Items from a figure collection:
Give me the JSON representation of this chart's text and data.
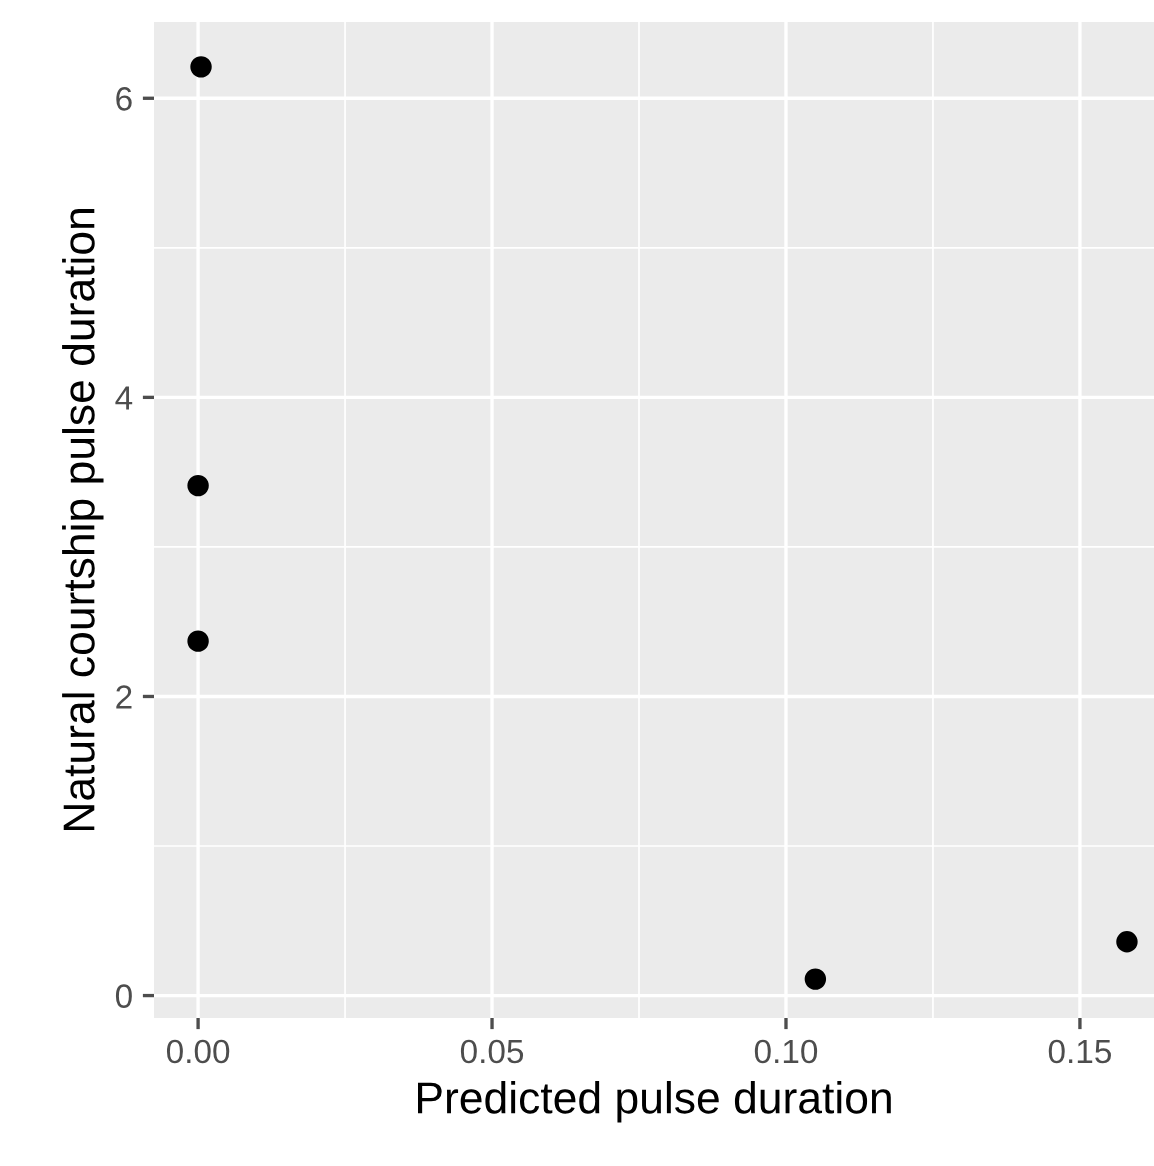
{
  "chart_data": {
    "type": "scatter",
    "xlabel": "Predicted pulse duration",
    "ylabel": "Natural courtship pulse duration",
    "x": [
      0.0005,
      0.0,
      0.0,
      0.105,
      0.158
    ],
    "series": [
      {
        "color": "#000000",
        "values": [
          6.21,
          3.41,
          2.37,
          0.11,
          0.36
        ]
      }
    ],
    "xlim": [
      -0.0075,
      0.1626
    ],
    "ylim": [
      -0.15,
      6.51
    ],
    "xticks": [
      {
        "value": 0.0,
        "label": "0.00"
      },
      {
        "value": 0.05,
        "label": "0.05"
      },
      {
        "value": 0.1,
        "label": "0.10"
      },
      {
        "value": 0.15,
        "label": "0.15"
      }
    ],
    "yticks": [
      0,
      2,
      4,
      6
    ],
    "grid": true,
    "marker": "circle"
  }
}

**DIRECTIVE:**
Transcribe every line in the entries above, taking out only the images.

**ANSWER TO THE TASK:**
Give me the JSON representation of this chart's text and data.
{
  "chart_data": {
    "type": "scatter",
    "xlabel": "Predicted pulse duration",
    "ylabel": "Natural courtship pulse duration",
    "x": [
      0.0005,
      0.0,
      0.0,
      0.105,
      0.158
    ],
    "series": [
      {
        "color": "#000000",
        "values": [
          6.21,
          3.41,
          2.37,
          0.11,
          0.36
        ]
      }
    ],
    "xlim": [
      -0.0075,
      0.1626
    ],
    "ylim": [
      -0.15,
      6.51
    ],
    "xticks": [
      {
        "value": 0.0,
        "label": "0.00"
      },
      {
        "value": 0.05,
        "label": "0.05"
      },
      {
        "value": 0.1,
        "label": "0.10"
      },
      {
        "value": 0.15,
        "label": "0.15"
      }
    ],
    "yticks": [
      0,
      2,
      4,
      6
    ],
    "grid": true,
    "marker": "circle"
  }
}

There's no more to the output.